» What you should do
Report the number of lines that hold the string "page". Leave out any other text.

» Supplied material
========

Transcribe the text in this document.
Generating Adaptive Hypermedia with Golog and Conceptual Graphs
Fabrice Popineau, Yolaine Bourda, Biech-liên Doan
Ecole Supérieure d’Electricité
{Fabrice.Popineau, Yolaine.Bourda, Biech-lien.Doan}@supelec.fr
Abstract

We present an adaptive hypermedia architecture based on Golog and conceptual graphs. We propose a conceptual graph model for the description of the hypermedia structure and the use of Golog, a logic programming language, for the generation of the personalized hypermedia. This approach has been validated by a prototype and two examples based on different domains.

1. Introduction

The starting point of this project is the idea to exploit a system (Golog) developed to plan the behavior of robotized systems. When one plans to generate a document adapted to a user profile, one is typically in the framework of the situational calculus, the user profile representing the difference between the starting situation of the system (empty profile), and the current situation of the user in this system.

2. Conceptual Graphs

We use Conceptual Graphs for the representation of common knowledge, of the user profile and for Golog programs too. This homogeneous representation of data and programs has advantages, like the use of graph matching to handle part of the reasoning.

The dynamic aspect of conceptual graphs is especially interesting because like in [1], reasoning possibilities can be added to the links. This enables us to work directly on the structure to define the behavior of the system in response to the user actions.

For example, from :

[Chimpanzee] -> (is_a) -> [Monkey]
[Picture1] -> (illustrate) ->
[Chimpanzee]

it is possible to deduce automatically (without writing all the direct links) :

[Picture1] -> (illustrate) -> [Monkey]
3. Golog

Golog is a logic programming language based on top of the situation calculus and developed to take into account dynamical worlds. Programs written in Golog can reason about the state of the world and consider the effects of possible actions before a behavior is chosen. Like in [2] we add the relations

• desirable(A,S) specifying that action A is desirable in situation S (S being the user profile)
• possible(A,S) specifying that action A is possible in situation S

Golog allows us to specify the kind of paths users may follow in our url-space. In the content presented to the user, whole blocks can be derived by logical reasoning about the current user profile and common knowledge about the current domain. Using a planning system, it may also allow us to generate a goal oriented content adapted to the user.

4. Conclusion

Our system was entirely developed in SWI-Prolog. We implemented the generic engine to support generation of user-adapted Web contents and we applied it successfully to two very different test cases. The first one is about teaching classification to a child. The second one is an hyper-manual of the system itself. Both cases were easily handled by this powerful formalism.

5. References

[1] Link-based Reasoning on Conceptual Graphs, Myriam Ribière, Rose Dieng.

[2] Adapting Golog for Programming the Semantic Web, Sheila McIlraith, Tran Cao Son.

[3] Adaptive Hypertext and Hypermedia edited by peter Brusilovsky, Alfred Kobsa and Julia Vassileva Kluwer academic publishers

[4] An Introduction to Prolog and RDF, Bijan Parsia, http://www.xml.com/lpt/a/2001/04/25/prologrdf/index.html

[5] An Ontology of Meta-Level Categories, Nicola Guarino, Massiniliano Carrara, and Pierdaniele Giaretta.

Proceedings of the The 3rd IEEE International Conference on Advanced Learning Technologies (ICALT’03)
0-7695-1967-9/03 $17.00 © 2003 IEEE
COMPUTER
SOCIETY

========

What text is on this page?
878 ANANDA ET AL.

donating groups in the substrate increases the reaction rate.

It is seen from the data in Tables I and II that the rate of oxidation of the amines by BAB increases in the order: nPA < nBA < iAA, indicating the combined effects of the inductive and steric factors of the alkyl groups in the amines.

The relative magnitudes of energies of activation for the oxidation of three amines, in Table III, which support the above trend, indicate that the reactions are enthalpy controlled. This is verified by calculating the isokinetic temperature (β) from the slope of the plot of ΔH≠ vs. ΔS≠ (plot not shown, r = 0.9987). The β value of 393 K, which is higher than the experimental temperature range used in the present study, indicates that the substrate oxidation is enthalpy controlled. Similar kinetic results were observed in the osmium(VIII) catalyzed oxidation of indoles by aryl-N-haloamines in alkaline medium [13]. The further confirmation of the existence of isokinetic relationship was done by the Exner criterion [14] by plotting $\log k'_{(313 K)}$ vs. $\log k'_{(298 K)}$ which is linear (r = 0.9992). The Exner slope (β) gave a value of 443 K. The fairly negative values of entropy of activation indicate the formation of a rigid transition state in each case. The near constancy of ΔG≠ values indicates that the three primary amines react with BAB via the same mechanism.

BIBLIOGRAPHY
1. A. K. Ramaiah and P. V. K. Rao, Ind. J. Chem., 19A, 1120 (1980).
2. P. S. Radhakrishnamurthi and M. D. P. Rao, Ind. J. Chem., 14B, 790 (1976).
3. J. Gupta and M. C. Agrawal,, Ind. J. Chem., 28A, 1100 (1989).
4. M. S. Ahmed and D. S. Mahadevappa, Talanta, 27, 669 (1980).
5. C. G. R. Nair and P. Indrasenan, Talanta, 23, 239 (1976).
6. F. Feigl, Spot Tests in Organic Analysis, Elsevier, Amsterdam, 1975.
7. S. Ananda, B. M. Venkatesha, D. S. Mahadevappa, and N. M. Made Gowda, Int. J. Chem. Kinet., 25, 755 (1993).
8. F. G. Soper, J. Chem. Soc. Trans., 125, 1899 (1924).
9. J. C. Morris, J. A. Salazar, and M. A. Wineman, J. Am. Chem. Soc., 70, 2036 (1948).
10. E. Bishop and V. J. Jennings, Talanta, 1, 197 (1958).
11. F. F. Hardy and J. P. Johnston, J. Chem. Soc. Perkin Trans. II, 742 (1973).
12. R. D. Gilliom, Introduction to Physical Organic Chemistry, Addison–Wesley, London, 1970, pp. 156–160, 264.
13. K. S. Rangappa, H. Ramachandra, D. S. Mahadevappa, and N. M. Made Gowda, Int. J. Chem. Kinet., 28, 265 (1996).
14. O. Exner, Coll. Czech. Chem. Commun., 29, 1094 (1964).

========

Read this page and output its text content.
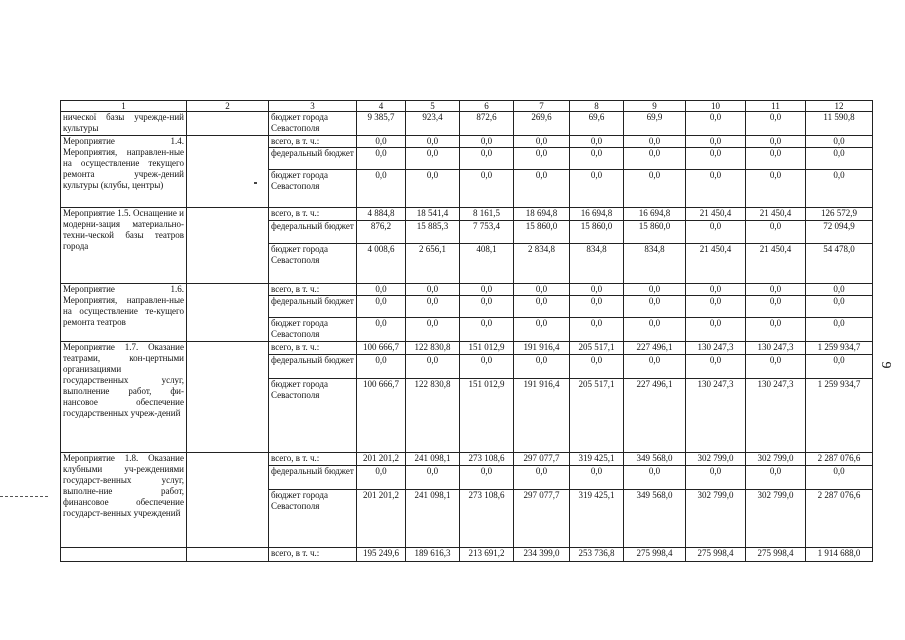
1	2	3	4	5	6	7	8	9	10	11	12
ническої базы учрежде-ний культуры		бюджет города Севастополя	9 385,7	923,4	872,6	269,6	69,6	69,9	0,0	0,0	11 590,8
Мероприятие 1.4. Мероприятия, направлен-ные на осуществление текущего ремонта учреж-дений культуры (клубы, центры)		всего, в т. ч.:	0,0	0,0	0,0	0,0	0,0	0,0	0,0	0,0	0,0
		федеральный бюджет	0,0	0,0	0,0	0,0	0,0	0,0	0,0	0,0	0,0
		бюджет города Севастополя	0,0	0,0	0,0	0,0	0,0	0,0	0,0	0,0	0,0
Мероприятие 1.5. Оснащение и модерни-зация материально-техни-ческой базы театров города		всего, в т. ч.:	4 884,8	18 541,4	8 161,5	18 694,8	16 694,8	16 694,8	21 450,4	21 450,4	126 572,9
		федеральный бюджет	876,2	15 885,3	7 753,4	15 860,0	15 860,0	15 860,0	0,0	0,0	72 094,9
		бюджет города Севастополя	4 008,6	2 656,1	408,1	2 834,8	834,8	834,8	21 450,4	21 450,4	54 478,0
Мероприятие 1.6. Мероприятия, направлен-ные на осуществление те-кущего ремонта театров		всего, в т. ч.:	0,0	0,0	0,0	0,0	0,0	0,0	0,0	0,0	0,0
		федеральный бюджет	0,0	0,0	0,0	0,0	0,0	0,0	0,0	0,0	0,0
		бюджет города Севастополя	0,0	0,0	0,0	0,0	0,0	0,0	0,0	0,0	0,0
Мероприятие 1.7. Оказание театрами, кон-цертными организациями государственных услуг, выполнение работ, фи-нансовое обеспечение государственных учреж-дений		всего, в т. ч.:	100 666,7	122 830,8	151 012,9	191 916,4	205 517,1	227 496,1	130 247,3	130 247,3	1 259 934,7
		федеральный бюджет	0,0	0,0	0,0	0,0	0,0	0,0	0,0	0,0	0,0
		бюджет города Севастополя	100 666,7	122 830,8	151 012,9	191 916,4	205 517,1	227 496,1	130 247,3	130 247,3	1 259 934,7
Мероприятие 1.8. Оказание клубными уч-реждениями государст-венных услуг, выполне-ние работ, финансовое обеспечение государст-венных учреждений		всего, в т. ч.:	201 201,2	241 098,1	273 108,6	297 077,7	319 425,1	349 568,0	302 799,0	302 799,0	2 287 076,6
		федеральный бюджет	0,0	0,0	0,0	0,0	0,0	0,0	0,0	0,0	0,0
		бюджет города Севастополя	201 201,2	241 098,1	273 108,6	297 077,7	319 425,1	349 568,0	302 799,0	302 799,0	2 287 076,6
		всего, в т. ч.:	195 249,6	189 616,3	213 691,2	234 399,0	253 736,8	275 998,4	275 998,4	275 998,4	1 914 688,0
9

========

» Exercise output
2